Data entries:
_ _ _ _

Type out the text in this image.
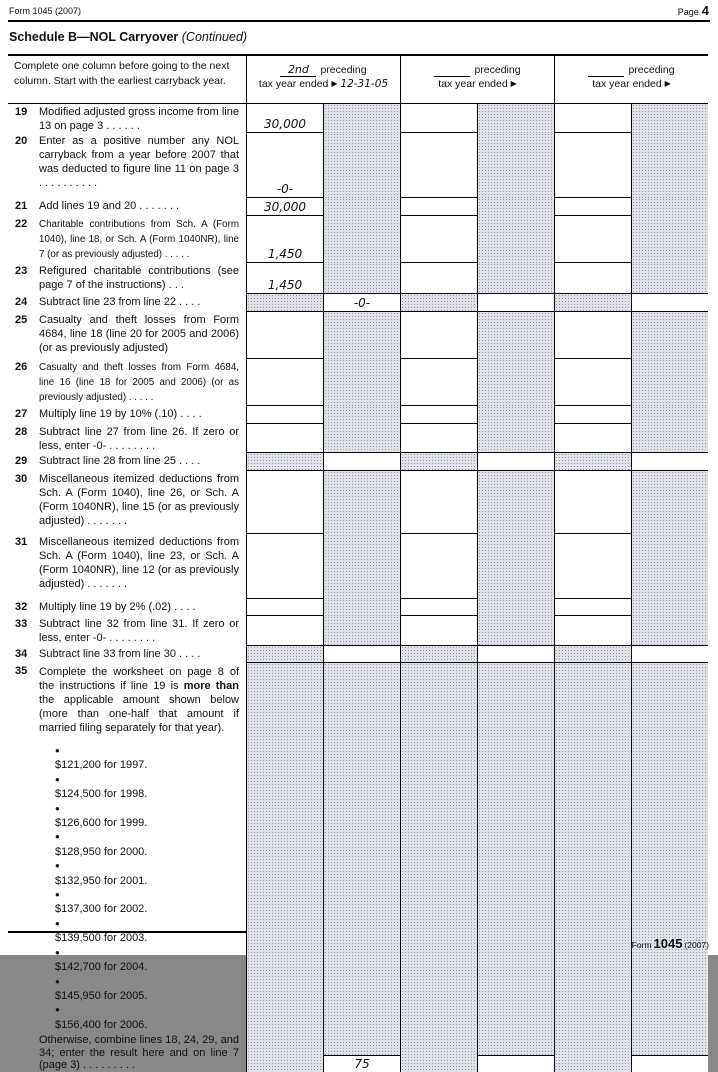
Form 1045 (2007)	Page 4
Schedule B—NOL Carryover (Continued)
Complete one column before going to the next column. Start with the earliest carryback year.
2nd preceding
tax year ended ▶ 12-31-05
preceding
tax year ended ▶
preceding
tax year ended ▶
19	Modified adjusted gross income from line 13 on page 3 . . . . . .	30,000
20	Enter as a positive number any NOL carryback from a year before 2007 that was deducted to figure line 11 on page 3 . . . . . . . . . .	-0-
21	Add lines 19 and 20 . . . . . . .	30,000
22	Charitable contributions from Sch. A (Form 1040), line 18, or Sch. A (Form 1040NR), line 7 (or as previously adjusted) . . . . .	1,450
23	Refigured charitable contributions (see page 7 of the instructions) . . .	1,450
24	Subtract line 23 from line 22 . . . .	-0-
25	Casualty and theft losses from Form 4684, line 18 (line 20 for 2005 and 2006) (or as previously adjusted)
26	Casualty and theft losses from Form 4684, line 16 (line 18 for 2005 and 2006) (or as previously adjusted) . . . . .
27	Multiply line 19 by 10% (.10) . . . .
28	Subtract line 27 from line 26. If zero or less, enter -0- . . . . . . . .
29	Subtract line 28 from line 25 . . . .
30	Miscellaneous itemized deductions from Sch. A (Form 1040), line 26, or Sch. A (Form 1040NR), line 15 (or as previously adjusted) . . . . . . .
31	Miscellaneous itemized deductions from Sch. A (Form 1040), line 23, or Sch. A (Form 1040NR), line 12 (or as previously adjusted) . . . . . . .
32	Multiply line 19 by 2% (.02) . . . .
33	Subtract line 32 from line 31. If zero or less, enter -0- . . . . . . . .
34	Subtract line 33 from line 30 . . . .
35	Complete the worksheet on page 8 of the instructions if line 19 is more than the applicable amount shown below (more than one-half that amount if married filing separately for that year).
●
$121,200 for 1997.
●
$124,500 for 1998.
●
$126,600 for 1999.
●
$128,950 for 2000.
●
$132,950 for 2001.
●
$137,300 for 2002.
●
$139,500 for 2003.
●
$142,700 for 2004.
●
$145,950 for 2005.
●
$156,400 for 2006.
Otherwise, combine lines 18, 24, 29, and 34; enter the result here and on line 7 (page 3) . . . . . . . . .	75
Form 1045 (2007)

_ _ _ _

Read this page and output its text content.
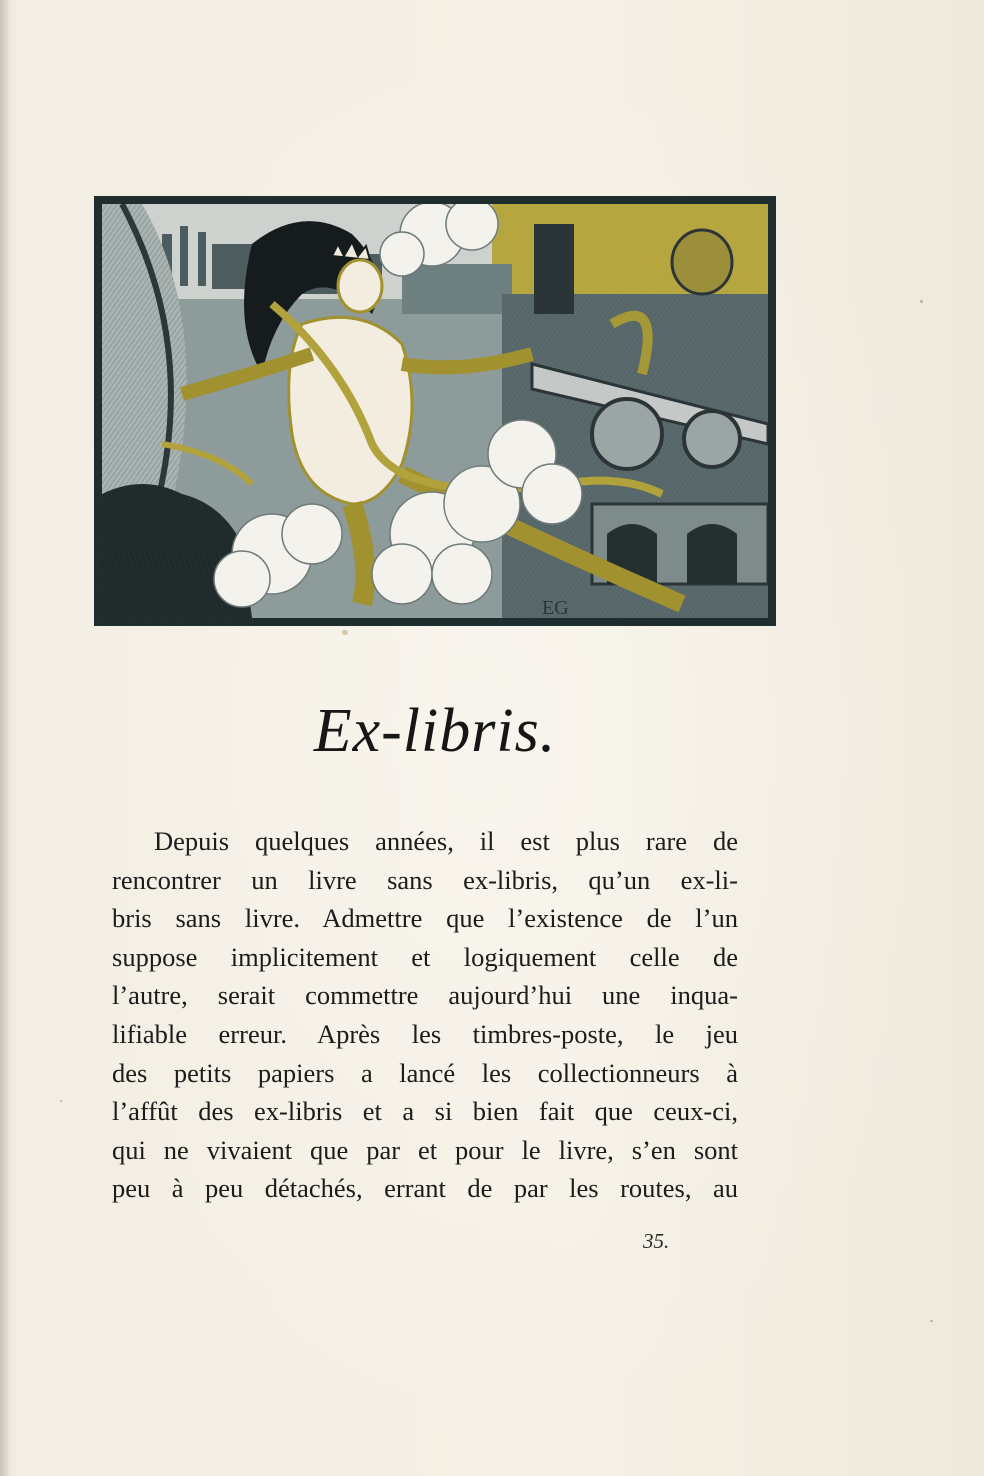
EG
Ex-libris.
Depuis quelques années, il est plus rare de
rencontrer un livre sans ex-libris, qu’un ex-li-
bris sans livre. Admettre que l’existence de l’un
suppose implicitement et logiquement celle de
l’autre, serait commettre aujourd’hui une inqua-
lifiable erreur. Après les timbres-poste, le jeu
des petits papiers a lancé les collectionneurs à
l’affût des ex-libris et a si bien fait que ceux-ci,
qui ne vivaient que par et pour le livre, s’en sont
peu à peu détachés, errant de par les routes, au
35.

_ _ _ _

■ **Task requirements**
Collect, from the material above, every line containing the word "deductions".

■ **Full solution**
30	Miscellaneous itemized deductions from Sch. A (Form 1040), line 26, or Sch. A (Form 1040NR), line 15 (or as previously adjusted) . . . . . . .
31	Miscellaneous itemized deductions from Sch. A (Form 1040), line 23, or Sch. A (Form 1040NR), line 12 (or as previously adjusted) . . . . . . .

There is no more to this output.